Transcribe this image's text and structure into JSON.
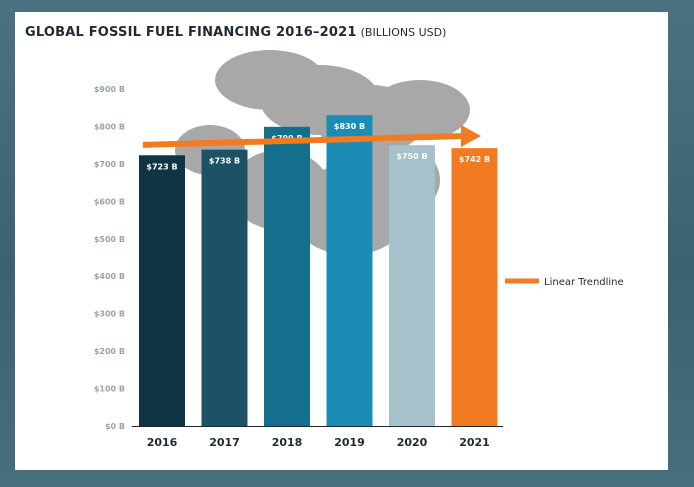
{
  "chart_data": {
    "type": "bar",
    "title": "GLOBAL FOSSIL FUEL FINANCING 2016–2021",
    "title_unit": "(BILLIONS USD)",
    "categories": [
      "2016",
      "2017",
      "2018",
      "2019",
      "2020",
      "2021"
    ],
    "values": [
      723,
      738,
      799,
      830,
      750,
      742
    ],
    "data_labels": [
      "$723 B",
      "$738 B",
      "$799 B",
      "$830 B",
      "$750 B",
      "$742 B"
    ],
    "bar_colors": [
      "#0f3444",
      "#1b5266",
      "#136f8c",
      "#1b8cb5",
      "#a7c1cb",
      "#f27b22"
    ],
    "ylim": [
      0,
      900
    ],
    "yticks": [
      0,
      100,
      200,
      300,
      400,
      500,
      600,
      700,
      800,
      900
    ],
    "ytick_labels": [
      "$0 B",
      "$100 B",
      "$200 B",
      "$300 B",
      "$400 B",
      "$500 B",
      "$600 B",
      "$700 B",
      "$800 B",
      "$900 B"
    ],
    "grid": false,
    "trendline": {
      "name": "Linear Trendline",
      "color": "#f27b22"
    },
    "legend": {
      "position": "right",
      "entries": [
        "Linear Trendline"
      ]
    }
  }
}
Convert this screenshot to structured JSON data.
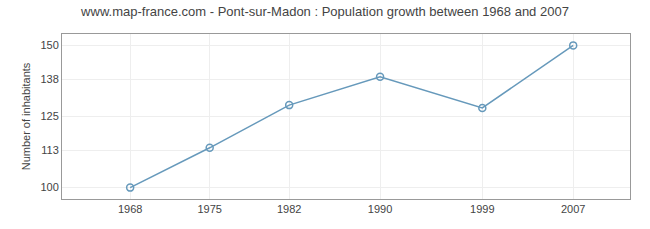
{
  "chart_data": {
    "type": "line",
    "title": "www.map-france.com - Pont-sur-Madon : Population growth between 1968 and 2007",
    "y_label": "Number of inhabitants",
    "x": [
      1968,
      1975,
      1982,
      1990,
      1999,
      2007
    ],
    "values": [
      100,
      114,
      129,
      139,
      128,
      150
    ],
    "color": "#6699bb",
    "marker": "circle-open",
    "xlim": [
      1962,
      2012
    ],
    "xticks": [
      1968,
      1975,
      1982,
      1990,
      1999,
      2007
    ],
    "ylim": [
      96,
      154
    ],
    "yticks": [
      100,
      113,
      125,
      138,
      150
    ],
    "grid": true
  }
}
- - -
§ **Problem to work on**: Transcribe every record above exactly, leaving out the pictures.

§ **Output for this task**:
Transcribe this image's text and structure into JSON.
{
  "chart_data": {
    "type": "bar",
    "title": "GLOBAL FOSSIL FUEL FINANCING 2016–2021",
    "title_unit": "(BILLIONS USD)",
    "categories": [
      "2016",
      "2017",
      "2018",
      "2019",
      "2020",
      "2021"
    ],
    "values": [
      723,
      738,
      799,
      830,
      750,
      742
    ],
    "data_labels": [
      "$723 B",
      "$738 B",
      "$799 B",
      "$830 B",
      "$750 B",
      "$742 B"
    ],
    "bar_colors": [
      "#0f3444",
      "#1b5266",
      "#136f8c",
      "#1b8cb5",
      "#a7c1cb",
      "#f27b22"
    ],
    "ylim": [
      0,
      900
    ],
    "yticks": [
      0,
      100,
      200,
      300,
      400,
      500,
      600,
      700,
      800,
      900
    ],
    "ytick_labels": [
      "$0 B",
      "$100 B",
      "$200 B",
      "$300 B",
      "$400 B",
      "$500 B",
      "$600 B",
      "$700 B",
      "$800 B",
      "$900 B"
    ],
    "grid": false,
    "trendline": {
      "name": "Linear Trendline",
      "color": "#f27b22"
    },
    "legend": {
      "position": "right",
      "entries": [
        "Linear Trendline"
      ]
    }
  }
}
Convert this screenshot to structured JSON data.
{
  "chart_data": {
    "type": "line",
    "title": "www.map-france.com - Pont-sur-Madon : Population growth between 1968 and 2007",
    "y_label": "Number of inhabitants",
    "x": [
      1968,
      1975,
      1982,
      1990,
      1999,
      2007
    ],
    "values": [
      100,
      114,
      129,
      139,
      128,
      150
    ],
    "color": "#6699bb",
    "marker": "circle-open",
    "xlim": [
      1962,
      2012
    ],
    "xticks": [
      1968,
      1975,
      1982,
      1990,
      1999,
      2007
    ],
    "ylim": [
      96,
      154
    ],
    "yticks": [
      100,
      113,
      125,
      138,
      150
    ],
    "grid": true
  }
}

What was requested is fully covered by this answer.